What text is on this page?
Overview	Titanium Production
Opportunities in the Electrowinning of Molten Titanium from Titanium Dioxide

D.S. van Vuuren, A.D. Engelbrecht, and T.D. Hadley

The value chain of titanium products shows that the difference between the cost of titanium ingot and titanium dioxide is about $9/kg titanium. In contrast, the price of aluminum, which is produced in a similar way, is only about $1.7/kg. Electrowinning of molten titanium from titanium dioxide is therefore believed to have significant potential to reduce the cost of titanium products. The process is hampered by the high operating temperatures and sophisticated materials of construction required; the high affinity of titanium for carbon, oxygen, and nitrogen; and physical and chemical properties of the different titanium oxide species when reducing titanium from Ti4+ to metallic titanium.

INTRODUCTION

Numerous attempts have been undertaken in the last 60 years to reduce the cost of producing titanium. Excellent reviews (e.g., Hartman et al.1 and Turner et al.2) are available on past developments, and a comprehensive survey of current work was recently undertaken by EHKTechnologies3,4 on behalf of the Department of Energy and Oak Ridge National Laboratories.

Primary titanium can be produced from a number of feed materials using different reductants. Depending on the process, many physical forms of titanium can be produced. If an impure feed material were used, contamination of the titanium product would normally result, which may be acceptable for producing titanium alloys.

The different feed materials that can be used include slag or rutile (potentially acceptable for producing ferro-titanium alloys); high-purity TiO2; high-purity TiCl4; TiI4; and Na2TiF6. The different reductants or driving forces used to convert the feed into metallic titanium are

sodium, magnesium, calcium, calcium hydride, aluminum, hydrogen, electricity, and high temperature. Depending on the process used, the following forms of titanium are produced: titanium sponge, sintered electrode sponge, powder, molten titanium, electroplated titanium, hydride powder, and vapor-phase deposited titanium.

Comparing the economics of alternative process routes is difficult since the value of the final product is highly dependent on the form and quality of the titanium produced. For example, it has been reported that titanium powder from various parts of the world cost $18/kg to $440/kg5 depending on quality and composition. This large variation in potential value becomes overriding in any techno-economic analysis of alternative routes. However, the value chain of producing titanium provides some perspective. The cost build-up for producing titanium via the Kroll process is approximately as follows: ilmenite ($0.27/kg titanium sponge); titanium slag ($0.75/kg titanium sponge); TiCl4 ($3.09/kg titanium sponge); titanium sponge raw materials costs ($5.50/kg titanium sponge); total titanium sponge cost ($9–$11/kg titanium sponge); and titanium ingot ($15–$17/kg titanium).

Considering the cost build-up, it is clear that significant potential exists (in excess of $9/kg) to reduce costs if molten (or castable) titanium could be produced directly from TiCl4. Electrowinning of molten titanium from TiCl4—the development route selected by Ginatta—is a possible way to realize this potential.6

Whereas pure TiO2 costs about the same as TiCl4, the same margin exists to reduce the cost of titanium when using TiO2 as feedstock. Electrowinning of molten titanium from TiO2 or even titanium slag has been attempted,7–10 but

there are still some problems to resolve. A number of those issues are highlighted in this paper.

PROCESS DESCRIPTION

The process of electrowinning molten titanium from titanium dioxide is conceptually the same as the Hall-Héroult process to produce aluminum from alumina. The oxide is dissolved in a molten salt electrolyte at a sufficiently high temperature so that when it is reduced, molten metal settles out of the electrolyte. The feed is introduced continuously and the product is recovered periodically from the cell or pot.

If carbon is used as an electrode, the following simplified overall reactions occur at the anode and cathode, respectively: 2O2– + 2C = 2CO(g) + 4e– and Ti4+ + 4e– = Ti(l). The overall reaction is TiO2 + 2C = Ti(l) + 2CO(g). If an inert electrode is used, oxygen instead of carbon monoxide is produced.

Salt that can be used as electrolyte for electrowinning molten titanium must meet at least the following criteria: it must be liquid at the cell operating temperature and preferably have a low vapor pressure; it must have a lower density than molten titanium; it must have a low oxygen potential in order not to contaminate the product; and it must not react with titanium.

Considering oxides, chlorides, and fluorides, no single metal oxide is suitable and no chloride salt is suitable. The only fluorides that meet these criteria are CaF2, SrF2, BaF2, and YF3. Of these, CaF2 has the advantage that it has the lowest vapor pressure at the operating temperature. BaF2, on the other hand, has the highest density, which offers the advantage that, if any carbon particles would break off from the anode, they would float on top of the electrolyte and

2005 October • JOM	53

━━━━━━━━

◆ **What you have to do**: Produce an exact copy of every entry above.

◆ **Complete output**:
What text is on this page?
Overview	Titanium Production
Opportunities in the Electrowinning of Molten Titanium from Titanium Dioxide

D.S. van Vuuren, A.D. Engelbrecht, and T.D. Hadley

The value chain of titanium products shows that the difference between the cost of titanium ingot and titanium dioxide is about $9/kg titanium. In contrast, the price of aluminum, which is produced in a similar way, is only about $1.7/kg. Electrowinning of molten titanium from titanium dioxide is therefore believed to have significant potential to reduce the cost of titanium products. The process is hampered by the high operating temperatures and sophisticated materials of construction required; the high affinity of titanium for carbon, oxygen, and nitrogen; and physical and chemical properties of the different titanium oxide species when reducing titanium from Ti4+ to metallic titanium.

INTRODUCTION

Numerous attempts have been undertaken in the last 60 years to reduce the cost of producing titanium. Excellent reviews (e.g., Hartman et al.1 and Turner et al.2) are available on past developments, and a comprehensive survey of current work was recently undertaken by EHKTechnologies3,4 on behalf of the Department of Energy and Oak Ridge National Laboratories.

Primary titanium can be produced from a number of feed materials using different reductants. Depending on the process, many physical forms of titanium can be produced. If an impure feed material were used, contamination of the titanium product would normally result, which may be acceptable for producing titanium alloys.

The different feed materials that can be used include slag or rutile (potentially acceptable for producing ferro-titanium alloys); high-purity TiO2; high-purity TiCl4; TiI4; and Na2TiF6. The different reductants or driving forces used to convert the feed into metallic titanium are

sodium, magnesium, calcium, calcium hydride, aluminum, hydrogen, electricity, and high temperature. Depending on the process used, the following forms of titanium are produced: titanium sponge, sintered electrode sponge, powder, molten titanium, electroplated titanium, hydride powder, and vapor-phase deposited titanium.

Comparing the economics of alternative process routes is difficult since the value of the final product is highly dependent on the form and quality of the titanium produced. For example, it has been reported that titanium powder from various parts of the world cost $18/kg to $440/kg5 depending on quality and composition. This large variation in potential value becomes overriding in any techno-economic analysis of alternative routes. However, the value chain of producing titanium provides some perspective. The cost build-up for producing titanium via the Kroll process is approximately as follows: ilmenite ($0.27/kg titanium sponge); titanium slag ($0.75/kg titanium sponge); TiCl4 ($3.09/kg titanium sponge); titanium sponge raw materials costs ($5.50/kg titanium sponge); total titanium sponge cost ($9–$11/kg titanium sponge); and titanium ingot ($15–$17/kg titanium).

Considering the cost build-up, it is clear that significant potential exists (in excess of $9/kg) to reduce costs if molten (or castable) titanium could be produced directly from TiCl4. Electrowinning of molten titanium from TiCl4—the development route selected by Ginatta—is a possible way to realize this potential.6

Whereas pure TiO2 costs about the same as TiCl4, the same margin exists to reduce the cost of titanium when using TiO2 as feedstock. Electrowinning of molten titanium from TiO2 or even titanium slag has been attempted,7–10 but

there are still some problems to resolve. A number of those issues are highlighted in this paper.

PROCESS DESCRIPTION

The process of electrowinning molten titanium from titanium dioxide is conceptually the same as the Hall-Héroult process to produce aluminum from alumina. The oxide is dissolved in a molten salt electrolyte at a sufficiently high temperature so that when it is reduced, molten metal settles out of the electrolyte. The feed is introduced continuously and the product is recovered periodically from the cell or pot.

If carbon is used as an electrode, the following simplified overall reactions occur at the anode and cathode, respectively: 2O2– + 2C = 2CO(g) + 4e– and Ti4+ + 4e– = Ti(l). The overall reaction is TiO2 + 2C = Ti(l) + 2CO(g). If an inert electrode is used, oxygen instead of carbon monoxide is produced.

Salt that can be used as electrolyte for electrowinning molten titanium must meet at least the following criteria: it must be liquid at the cell operating temperature and preferably have a low vapor pressure; it must have a lower density than molten titanium; it must have a low oxygen potential in order not to contaminate the product; and it must not react with titanium.

Considering oxides, chlorides, and fluorides, no single metal oxide is suitable and no chloride salt is suitable. The only fluorides that meet these criteria are CaF2, SrF2, BaF2, and YF3. Of these, CaF2 has the advantage that it has the lowest vapor pressure at the operating temperature. BaF2, on the other hand, has the highest density, which offers the advantage that, if any carbon particles would break off from the anode, they would float on top of the electrolyte and

2005 October • JOM	53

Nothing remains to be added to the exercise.